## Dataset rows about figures
┏━━

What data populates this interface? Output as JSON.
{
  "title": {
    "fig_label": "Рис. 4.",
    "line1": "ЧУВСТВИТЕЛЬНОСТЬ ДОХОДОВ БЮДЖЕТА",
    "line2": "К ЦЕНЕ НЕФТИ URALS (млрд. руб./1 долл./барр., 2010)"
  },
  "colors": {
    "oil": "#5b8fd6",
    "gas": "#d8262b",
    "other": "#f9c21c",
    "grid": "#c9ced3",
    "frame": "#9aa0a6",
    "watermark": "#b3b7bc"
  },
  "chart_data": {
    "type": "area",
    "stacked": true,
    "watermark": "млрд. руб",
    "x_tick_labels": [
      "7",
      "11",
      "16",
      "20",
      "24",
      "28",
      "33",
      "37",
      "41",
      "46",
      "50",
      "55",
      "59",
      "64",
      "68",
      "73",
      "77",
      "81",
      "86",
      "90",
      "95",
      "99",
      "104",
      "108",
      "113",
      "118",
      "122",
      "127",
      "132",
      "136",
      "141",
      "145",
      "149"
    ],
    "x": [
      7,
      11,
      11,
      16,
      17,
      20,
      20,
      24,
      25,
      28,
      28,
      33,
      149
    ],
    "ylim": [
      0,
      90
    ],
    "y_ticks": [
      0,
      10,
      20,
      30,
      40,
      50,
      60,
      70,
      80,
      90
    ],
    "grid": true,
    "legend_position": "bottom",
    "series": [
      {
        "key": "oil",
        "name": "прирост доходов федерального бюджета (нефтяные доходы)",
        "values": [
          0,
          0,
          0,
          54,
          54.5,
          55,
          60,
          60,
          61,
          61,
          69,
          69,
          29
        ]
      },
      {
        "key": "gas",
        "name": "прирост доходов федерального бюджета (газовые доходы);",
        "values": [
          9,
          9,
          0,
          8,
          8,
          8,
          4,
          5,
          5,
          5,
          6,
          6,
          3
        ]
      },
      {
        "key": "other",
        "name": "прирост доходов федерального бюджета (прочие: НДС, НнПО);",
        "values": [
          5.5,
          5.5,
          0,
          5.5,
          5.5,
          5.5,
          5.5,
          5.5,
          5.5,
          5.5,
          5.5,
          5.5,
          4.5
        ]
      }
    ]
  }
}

┗━━

## Exercise task
All of the entries should be written out again exactly.

## Exercise result
What data populates this interface? Output as JSON.
{
  "title": {
    "fig_label": "Рис. 4.",
    "line1": "ЧУВСТВИТЕЛЬНОСТЬ ДОХОДОВ БЮДЖЕТА",
    "line2": "К ЦЕНЕ НЕФТИ URALS (млрд. руб./1 долл./барр., 2010)"
  },
  "colors": {
    "oil": "#5b8fd6",
    "gas": "#d8262b",
    "other": "#f9c21c",
    "grid": "#c9ced3",
    "frame": "#9aa0a6",
    "watermark": "#b3b7bc"
  },
  "chart_data": {
    "type": "area",
    "stacked": true,
    "watermark": "млрд. руб",
    "x_tick_labels": [
      "7",
      "11",
      "16",
      "20",
      "24",
      "28",
      "33",
      "37",
      "41",
      "46",
      "50",
      "55",
      "59",
      "64",
      "68",
      "73",
      "77",
      "81",
      "86",
      "90",
      "95",
      "99",
      "104",
      "108",
      "113",
      "118",
      "122",
      "127",
      "132",
      "136",
      "141",
      "145",
      "149"
    ],
    "x": [
      7,
      11,
      11,
      16,
      17,
      20,
      20,
      24,
      25,
      28,
      28,
      33,
      149
    ],
    "ylim": [
      0,
      90
    ],
    "y_ticks": [
      0,
      10,
      20,
      30,
      40,
      50,
      60,
      70,
      80,
      90
    ],
    "grid": true,
    "legend_position": "bottom",
    "series": [
      {
        "key": "oil",
        "name": "прирост доходов федерального бюджета (нефтяные доходы)",
        "values": [
          0,
          0,
          0,
          54,
          54.5,
          55,
          60,
          60,
          61,
          61,
          69,
          69,
          29
        ]
      },
      {
        "key": "gas",
        "name": "прирост доходов федерального бюджета (газовые доходы);",
        "values": [
          9,
          9,
          0,
          8,
          8,
          8,
          4,
          5,
          5,
          5,
          6,
          6,
          3
        ]
      },
      {
        "key": "other",
        "name": "прирост доходов федерального бюджета (прочие: НДС, НнПО);",
        "values": [
          5.5,
          5.5,
          0,
          5.5,
          5.5,
          5.5,
          5.5,
          5.5,
          5.5,
          5.5,
          5.5,
          5.5,
          4.5
        ]
      }
    ]
  }
}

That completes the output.